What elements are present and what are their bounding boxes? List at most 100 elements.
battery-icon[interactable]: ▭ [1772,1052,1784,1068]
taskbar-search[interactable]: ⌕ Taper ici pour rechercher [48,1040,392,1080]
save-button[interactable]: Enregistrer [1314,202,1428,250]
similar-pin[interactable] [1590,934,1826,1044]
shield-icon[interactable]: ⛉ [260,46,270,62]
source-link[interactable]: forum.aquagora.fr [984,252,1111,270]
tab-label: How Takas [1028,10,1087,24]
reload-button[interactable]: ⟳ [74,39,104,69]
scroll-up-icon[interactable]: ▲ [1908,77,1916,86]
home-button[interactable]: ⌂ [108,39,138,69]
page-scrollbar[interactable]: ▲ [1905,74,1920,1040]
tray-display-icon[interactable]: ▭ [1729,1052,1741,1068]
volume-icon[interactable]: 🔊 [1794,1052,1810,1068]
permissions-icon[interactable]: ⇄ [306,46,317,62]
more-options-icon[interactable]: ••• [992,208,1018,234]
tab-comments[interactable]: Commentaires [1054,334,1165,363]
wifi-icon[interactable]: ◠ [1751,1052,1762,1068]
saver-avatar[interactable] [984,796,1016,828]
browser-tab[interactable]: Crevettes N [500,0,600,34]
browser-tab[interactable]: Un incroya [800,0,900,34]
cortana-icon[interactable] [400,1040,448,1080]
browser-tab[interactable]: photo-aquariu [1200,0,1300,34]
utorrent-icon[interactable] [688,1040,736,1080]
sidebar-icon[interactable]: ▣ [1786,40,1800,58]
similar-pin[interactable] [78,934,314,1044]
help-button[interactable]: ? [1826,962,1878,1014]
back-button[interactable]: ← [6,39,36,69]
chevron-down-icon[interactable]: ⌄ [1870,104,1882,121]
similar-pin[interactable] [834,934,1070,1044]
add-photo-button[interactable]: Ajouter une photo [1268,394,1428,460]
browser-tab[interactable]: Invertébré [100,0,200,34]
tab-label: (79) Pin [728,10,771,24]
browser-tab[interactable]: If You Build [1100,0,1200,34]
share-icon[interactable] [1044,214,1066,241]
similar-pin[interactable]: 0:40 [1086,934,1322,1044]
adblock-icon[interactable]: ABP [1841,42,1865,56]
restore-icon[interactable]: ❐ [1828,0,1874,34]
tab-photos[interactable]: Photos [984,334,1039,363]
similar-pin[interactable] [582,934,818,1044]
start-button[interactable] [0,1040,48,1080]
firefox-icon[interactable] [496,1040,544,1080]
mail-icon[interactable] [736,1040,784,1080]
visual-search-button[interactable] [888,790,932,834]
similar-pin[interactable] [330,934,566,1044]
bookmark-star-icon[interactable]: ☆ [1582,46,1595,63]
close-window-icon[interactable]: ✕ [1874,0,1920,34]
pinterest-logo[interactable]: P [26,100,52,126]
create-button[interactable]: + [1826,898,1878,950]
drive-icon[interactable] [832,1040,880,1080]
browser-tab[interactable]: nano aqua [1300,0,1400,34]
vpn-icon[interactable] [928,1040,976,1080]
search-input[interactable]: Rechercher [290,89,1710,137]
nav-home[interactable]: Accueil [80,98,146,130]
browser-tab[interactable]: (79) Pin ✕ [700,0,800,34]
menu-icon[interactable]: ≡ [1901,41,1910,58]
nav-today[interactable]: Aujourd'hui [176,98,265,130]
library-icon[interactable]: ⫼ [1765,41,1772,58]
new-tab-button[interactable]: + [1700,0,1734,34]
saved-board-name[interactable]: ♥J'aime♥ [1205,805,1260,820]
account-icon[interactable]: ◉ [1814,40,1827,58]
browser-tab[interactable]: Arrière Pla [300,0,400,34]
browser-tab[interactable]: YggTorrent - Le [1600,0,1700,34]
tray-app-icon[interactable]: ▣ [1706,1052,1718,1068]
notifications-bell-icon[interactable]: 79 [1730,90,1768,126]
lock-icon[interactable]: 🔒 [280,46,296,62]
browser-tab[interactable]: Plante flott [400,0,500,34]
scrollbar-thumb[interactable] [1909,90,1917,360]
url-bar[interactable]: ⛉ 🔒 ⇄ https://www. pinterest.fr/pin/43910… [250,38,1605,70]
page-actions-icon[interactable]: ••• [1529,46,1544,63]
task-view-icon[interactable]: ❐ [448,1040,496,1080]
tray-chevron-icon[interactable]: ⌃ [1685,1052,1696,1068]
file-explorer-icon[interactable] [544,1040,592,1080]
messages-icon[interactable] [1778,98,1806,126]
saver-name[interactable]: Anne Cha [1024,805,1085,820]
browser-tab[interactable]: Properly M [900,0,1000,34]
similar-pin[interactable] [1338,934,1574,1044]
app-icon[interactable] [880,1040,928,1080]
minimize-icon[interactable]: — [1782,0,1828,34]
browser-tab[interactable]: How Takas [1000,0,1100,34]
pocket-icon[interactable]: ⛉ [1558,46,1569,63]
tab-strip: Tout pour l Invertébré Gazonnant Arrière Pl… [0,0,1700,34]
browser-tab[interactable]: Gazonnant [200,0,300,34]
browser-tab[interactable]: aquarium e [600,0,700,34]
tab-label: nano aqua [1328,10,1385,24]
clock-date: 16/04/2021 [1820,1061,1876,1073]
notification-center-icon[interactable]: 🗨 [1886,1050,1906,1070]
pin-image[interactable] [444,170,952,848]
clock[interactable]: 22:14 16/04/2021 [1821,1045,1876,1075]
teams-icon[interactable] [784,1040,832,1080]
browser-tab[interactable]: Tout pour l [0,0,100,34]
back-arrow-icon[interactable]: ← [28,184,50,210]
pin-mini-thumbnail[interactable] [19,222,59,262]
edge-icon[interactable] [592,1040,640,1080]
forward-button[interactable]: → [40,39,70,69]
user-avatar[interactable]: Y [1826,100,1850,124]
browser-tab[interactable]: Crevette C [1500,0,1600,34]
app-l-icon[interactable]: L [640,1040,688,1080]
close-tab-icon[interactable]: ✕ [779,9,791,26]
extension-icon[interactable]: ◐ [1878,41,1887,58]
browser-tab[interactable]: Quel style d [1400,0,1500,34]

...

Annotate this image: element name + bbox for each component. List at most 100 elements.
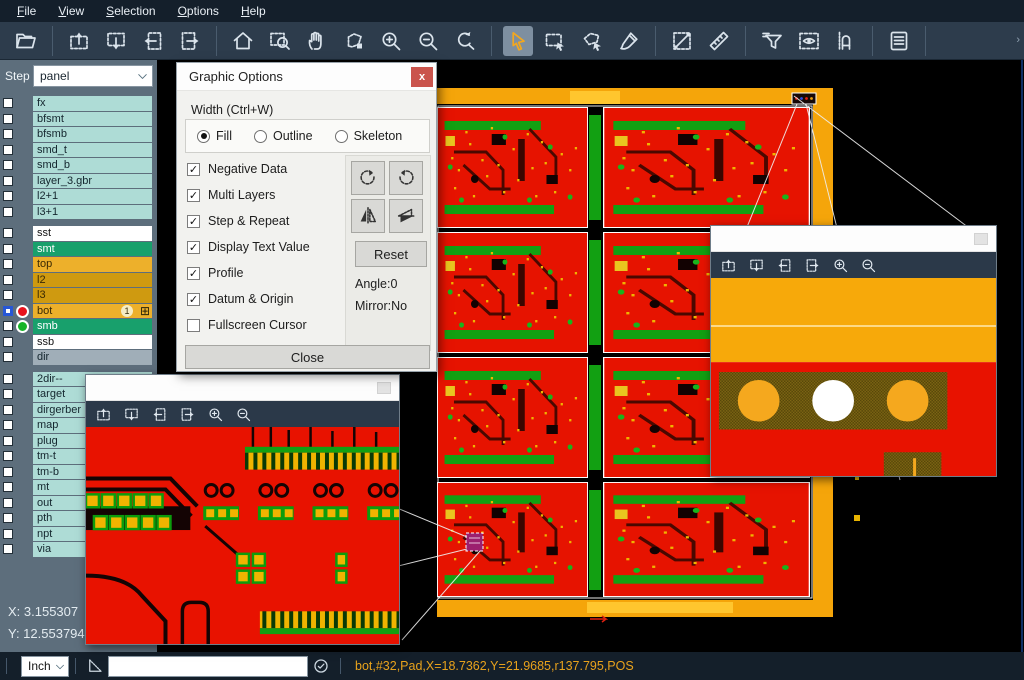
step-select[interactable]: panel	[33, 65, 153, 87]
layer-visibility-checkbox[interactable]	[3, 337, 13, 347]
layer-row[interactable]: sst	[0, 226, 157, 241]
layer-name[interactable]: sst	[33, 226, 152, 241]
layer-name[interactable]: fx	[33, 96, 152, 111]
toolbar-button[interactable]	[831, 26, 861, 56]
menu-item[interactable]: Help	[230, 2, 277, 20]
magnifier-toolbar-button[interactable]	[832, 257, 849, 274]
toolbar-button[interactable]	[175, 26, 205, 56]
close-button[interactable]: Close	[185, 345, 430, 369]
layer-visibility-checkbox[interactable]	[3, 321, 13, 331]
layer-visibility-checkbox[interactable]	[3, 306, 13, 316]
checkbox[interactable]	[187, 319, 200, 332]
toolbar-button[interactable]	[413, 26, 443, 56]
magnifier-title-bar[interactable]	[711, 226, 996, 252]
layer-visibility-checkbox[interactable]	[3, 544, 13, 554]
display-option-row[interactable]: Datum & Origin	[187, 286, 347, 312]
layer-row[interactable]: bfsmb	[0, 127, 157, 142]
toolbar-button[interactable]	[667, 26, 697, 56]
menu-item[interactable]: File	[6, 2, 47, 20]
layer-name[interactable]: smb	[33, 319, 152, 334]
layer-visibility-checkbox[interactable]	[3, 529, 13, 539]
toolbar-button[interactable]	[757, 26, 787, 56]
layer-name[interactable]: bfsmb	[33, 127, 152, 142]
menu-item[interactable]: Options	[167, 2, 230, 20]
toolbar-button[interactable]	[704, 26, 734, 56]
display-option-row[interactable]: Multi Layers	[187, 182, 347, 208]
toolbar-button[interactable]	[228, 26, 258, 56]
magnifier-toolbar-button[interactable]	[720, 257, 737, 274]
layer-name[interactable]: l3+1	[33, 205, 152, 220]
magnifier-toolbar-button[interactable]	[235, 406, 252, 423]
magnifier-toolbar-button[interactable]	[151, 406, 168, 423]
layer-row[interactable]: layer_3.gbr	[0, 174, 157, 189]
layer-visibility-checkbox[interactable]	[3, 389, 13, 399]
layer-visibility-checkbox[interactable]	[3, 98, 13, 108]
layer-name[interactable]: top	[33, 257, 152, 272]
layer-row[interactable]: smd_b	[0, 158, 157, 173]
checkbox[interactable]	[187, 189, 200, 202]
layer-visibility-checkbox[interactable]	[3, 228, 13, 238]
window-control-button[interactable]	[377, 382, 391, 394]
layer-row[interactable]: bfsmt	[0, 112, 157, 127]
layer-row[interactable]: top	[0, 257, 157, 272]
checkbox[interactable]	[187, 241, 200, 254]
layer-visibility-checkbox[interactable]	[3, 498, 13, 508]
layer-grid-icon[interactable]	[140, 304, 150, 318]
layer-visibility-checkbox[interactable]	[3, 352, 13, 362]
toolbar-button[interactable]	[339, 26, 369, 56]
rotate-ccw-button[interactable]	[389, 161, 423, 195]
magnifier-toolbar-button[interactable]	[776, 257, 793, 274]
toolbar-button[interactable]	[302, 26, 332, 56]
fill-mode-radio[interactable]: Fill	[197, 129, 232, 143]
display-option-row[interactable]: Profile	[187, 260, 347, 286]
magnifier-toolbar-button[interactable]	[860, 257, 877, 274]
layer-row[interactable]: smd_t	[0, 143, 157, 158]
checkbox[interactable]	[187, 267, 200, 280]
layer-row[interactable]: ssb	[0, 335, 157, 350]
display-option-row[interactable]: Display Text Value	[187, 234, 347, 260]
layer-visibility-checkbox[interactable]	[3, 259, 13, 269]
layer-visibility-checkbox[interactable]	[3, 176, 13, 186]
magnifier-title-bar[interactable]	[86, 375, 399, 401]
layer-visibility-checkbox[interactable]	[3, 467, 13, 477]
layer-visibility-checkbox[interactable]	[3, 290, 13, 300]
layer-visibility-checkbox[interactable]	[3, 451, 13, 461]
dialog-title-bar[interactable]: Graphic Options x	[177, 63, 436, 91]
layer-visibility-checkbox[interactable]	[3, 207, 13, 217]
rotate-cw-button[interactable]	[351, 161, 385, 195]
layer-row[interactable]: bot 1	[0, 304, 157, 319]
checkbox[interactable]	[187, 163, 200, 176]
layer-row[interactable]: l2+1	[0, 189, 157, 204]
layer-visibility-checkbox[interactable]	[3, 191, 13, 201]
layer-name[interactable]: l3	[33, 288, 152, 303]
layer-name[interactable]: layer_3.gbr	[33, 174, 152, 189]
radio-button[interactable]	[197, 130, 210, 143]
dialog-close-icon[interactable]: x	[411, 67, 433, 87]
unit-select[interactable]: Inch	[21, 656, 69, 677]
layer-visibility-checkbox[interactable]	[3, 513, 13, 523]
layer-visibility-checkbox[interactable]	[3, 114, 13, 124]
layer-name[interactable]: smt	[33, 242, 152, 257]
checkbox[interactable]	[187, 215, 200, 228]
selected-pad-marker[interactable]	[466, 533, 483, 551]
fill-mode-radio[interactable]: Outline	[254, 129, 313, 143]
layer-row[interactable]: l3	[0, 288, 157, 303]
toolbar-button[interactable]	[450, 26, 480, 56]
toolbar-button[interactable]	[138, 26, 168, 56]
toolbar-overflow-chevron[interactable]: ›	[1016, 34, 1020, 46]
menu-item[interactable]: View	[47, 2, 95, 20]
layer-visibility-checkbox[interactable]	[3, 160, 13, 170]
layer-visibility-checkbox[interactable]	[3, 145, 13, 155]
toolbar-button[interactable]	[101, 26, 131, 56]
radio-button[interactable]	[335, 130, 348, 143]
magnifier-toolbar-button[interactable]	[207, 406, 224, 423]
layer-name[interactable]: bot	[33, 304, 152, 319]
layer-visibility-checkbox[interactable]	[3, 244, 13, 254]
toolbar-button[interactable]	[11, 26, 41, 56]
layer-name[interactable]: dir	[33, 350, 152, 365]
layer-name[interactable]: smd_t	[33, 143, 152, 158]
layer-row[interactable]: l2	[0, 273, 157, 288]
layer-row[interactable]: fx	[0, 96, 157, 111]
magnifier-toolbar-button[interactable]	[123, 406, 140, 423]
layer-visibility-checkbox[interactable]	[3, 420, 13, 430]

--

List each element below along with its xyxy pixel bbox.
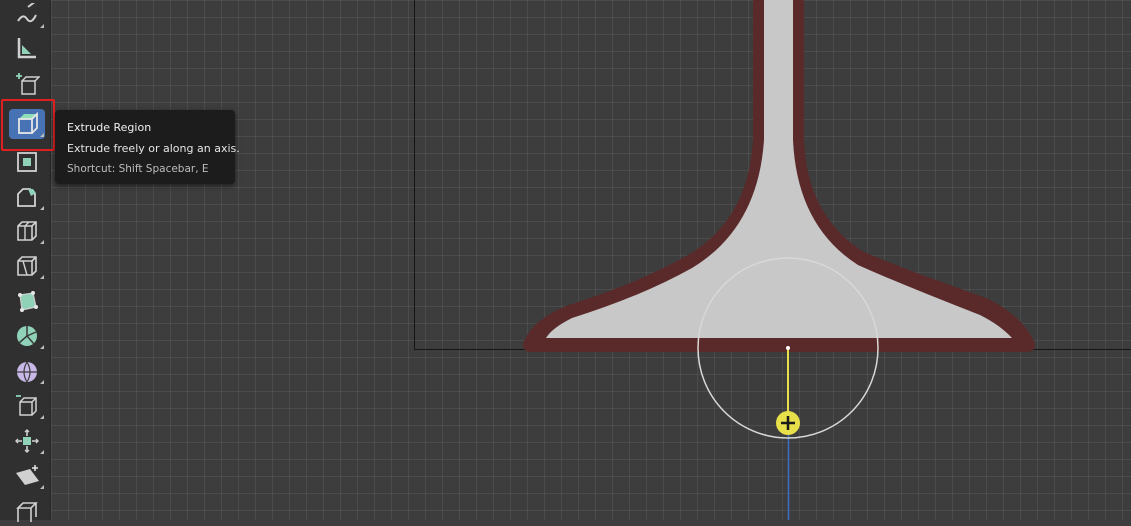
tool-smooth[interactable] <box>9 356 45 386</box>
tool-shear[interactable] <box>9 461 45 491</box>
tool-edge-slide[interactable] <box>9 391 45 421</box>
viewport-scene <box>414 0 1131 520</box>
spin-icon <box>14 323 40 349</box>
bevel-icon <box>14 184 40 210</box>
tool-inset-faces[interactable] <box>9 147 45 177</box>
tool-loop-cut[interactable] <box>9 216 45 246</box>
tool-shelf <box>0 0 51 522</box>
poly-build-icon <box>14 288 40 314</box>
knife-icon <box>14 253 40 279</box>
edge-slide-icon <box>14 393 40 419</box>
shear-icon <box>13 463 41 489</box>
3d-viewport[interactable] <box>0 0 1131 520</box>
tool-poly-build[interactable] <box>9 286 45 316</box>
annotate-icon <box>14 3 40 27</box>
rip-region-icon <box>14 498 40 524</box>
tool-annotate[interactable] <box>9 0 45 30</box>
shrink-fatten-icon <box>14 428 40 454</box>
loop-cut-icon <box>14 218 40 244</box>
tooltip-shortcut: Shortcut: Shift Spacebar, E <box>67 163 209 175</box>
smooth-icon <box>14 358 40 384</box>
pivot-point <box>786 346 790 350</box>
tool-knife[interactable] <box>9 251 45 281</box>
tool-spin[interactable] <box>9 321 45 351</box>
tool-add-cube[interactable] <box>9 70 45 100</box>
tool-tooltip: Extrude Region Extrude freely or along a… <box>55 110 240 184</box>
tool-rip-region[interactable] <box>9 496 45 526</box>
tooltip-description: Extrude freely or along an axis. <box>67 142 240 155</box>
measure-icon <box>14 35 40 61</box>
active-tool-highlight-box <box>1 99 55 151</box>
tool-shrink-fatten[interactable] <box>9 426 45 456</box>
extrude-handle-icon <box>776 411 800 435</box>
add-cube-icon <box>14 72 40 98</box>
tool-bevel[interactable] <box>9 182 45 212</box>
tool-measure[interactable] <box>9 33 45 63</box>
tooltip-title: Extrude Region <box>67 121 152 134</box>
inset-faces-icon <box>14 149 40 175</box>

**Problem details:**
Swap "knife-icon" for "cutter-icon" in the lines from the one containing "tool-smooth[interactable] <box>9 356" through the one containing "rip-region-icon <box>14 498 40 524</box>", and give those lines back with nothing else changed.

**Right answer:**
tool-smooth[interactable] <box>9 356 45 386</box>
tool-shear[interactable] <box>9 461 45 491</box>
tool-edge-slide[interactable] <box>9 391 45 421</box>
viewport-scene <box>414 0 1131 520</box>
spin-icon <box>14 323 40 349</box>
bevel-icon <box>14 184 40 210</box>
tool-inset-faces[interactable] <box>9 147 45 177</box>
tool-loop-cut[interactable] <box>9 216 45 246</box>
tool-shelf <box>0 0 51 522</box>
poly-build-icon <box>14 288 40 314</box>
cutter-icon <box>14 253 40 279</box>
edge-slide-icon <box>14 393 40 419</box>
shear-icon <box>13 463 41 489</box>
3d-viewport[interactable] <box>0 0 1131 520</box>
tool-poly-build[interactable] <box>9 286 45 316</box>
annotate-icon <box>14 3 40 27</box>
rip-region-icon <box>14 498 40 524</box>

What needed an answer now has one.